## Start

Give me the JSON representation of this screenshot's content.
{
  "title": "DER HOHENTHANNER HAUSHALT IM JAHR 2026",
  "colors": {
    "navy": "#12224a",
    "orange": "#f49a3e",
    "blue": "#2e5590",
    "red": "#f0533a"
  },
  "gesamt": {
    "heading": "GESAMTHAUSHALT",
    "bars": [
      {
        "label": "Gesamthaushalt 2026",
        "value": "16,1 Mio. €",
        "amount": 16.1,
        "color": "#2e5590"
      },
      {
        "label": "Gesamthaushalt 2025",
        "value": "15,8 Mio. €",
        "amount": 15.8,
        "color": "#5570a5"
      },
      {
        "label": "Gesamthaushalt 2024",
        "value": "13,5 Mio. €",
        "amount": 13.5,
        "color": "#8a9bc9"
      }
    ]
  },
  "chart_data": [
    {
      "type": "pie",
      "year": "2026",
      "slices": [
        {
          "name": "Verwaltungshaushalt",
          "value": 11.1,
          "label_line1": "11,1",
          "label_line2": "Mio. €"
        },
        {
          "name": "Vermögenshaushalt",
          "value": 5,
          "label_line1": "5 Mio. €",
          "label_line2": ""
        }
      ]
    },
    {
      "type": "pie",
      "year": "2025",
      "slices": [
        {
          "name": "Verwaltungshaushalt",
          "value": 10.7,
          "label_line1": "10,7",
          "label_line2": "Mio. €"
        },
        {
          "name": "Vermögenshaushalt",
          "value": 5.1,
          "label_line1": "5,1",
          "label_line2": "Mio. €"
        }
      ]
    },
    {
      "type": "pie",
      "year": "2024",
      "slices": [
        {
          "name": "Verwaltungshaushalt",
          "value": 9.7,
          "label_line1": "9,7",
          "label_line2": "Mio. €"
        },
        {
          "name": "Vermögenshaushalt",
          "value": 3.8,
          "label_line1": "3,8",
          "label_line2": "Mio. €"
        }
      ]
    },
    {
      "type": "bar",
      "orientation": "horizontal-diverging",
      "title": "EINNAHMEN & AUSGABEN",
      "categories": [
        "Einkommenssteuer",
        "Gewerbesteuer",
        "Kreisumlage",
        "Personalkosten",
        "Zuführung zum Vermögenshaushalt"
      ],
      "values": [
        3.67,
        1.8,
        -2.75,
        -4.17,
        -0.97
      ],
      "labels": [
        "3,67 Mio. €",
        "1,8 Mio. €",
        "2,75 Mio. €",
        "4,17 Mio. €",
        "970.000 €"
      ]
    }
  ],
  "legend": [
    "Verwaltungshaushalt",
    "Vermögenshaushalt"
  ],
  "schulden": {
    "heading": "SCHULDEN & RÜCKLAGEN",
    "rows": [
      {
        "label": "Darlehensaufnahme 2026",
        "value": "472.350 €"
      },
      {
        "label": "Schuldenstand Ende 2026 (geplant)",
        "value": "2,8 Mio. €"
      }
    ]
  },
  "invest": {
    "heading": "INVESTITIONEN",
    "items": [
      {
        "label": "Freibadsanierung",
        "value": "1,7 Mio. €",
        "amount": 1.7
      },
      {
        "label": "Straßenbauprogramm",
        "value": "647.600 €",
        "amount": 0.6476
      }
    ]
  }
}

## End

Work out how many lines above contain the word "heading". Give only the number.

3